#### Stored data ####
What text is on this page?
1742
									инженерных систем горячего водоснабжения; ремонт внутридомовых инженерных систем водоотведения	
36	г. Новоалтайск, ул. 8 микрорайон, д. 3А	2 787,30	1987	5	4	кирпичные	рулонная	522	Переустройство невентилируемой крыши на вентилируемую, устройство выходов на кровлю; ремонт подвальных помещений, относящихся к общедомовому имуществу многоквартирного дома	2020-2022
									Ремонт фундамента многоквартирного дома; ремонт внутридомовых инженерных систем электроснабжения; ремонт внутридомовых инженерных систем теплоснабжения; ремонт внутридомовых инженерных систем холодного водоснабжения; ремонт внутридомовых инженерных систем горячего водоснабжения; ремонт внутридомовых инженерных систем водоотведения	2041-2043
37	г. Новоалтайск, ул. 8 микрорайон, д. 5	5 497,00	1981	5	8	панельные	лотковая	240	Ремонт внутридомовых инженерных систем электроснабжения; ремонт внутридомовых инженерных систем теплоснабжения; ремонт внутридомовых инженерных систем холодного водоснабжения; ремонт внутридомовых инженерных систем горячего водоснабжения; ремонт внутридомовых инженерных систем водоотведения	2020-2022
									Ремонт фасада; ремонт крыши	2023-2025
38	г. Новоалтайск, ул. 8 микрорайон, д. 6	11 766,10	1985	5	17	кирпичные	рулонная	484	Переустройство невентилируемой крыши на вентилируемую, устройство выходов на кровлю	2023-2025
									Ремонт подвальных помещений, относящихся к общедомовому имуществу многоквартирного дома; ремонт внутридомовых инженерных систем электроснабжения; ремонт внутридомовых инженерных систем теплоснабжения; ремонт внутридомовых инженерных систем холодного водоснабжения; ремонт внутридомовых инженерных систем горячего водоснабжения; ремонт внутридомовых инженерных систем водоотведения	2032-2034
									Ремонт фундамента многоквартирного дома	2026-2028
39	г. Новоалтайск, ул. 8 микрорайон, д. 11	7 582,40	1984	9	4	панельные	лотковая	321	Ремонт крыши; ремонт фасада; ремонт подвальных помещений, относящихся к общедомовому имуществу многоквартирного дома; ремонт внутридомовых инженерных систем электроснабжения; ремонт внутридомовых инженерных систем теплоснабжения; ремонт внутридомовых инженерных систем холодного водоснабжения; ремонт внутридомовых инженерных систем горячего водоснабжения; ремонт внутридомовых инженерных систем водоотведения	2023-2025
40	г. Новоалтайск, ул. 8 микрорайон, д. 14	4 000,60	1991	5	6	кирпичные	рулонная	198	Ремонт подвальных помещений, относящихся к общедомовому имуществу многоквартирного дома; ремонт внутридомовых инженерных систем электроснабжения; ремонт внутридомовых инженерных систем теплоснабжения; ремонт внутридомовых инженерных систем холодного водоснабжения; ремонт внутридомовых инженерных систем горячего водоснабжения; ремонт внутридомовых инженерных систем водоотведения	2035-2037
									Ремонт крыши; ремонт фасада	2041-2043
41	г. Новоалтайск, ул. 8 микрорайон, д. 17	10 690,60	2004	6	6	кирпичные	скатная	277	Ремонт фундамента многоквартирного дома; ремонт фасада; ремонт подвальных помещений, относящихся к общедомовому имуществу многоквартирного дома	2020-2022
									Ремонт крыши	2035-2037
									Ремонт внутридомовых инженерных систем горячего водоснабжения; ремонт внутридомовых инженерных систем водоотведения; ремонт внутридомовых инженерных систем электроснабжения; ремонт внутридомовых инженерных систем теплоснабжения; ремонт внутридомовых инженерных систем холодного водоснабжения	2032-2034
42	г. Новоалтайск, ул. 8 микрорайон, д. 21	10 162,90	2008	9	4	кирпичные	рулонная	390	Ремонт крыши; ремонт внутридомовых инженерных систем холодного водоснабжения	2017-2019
####
● **Work to do**
Transcribe every record above exactly as it appears.

● **Task result**
What text is on this page?
1742
									инженерных систем горячего водоснабжения; ремонт внутридомовых инженерных систем водоотведения	
36	г. Новоалтайск, ул. 8 микрорайон, д. 3А	2 787,30	1987	5	4	кирпичные	рулонная	522	Переустройство невентилируемой крыши на вентилируемую, устройство выходов на кровлю; ремонт подвальных помещений, относящихся к общедомовому имуществу многоквартирного дома	2020-2022
									Ремонт фундамента многоквартирного дома; ремонт внутридомовых инженерных систем электроснабжения; ремонт внутридомовых инженерных систем теплоснабжения; ремонт внутридомовых инженерных систем холодного водоснабжения; ремонт внутридомовых инженерных систем горячего водоснабжения; ремонт внутридомовых инженерных систем водоотведения	2041-2043
37	г. Новоалтайск, ул. 8 микрорайон, д. 5	5 497,00	1981	5	8	панельные	лотковая	240	Ремонт внутридомовых инженерных систем электроснабжения; ремонт внутридомовых инженерных систем теплоснабжения; ремонт внутридомовых инженерных систем холодного водоснабжения; ремонт внутридомовых инженерных систем горячего водоснабжения; ремонт внутридомовых инженерных систем водоотведения	2020-2022
									Ремонт фасада; ремонт крыши	2023-2025
38	г. Новоалтайск, ул. 8 микрорайон, д. 6	11 766,10	1985	5	17	кирпичные	рулонная	484	Переустройство невентилируемой крыши на вентилируемую, устройство выходов на кровлю	2023-2025
									Ремонт подвальных помещений, относящихся к общедомовому имуществу многоквартирного дома; ремонт внутридомовых инженерных систем электроснабжения; ремонт внутридомовых инженерных систем теплоснабжения; ремонт внутридомовых инженерных систем холодного водоснабжения; ремонт внутридомовых инженерных систем горячего водоснабжения; ремонт внутридомовых инженерных систем водоотведения	2032-2034
									Ремонт фундамента многоквартирного дома	2026-2028
39	г. Новоалтайск, ул. 8 микрорайон, д. 11	7 582,40	1984	9	4	панельные	лотковая	321	Ремонт крыши; ремонт фасада; ремонт подвальных помещений, относящихся к общедомовому имуществу многоквартирного дома; ремонт внутридомовых инженерных систем электроснабжения; ремонт внутридомовых инженерных систем теплоснабжения; ремонт внутридомовых инженерных систем холодного водоснабжения; ремонт внутридомовых инженерных систем горячего водоснабжения; ремонт внутридомовых инженерных систем водоотведения	2023-2025
40	г. Новоалтайск, ул. 8 микрорайон, д. 14	4 000,60	1991	5	6	кирпичные	рулонная	198	Ремонт подвальных помещений, относящихся к общедомовому имуществу многоквартирного дома; ремонт внутридомовых инженерных систем электроснабжения; ремонт внутридомовых инженерных систем теплоснабжения; ремонт внутридомовых инженерных систем холодного водоснабжения; ремонт внутридомовых инженерных систем горячего водоснабжения; ремонт внутридомовых инженерных систем водоотведения	2035-2037
									Ремонт крыши; ремонт фасада	2041-2043
41	г. Новоалтайск, ул. 8 микрорайон, д. 17	10 690,60	2004	6	6	кирпичные	скатная	277	Ремонт фундамента многоквартирного дома; ремонт фасада; ремонт подвальных помещений, относящихся к общедомовому имуществу многоквартирного дома	2020-2022
									Ремонт крыши	2035-2037
									Ремонт внутридомовых инженерных систем горячего водоснабжения; ремонт внутридомовых инженерных систем водоотведения; ремонт внутридомовых инженерных систем электроснабжения; ремонт внутридомовых инженерных систем теплоснабжения; ремонт внутридомовых инженерных систем холодного водоснабжения	2032-2034
42	г. Новоалтайск, ул. 8 микрорайон, д. 21	10 162,90	2008	9	4	кирпичные	рулонная	390	Ремонт крыши; ремонт внутридомовых инженерных систем холодного водоснабжения	2017-2019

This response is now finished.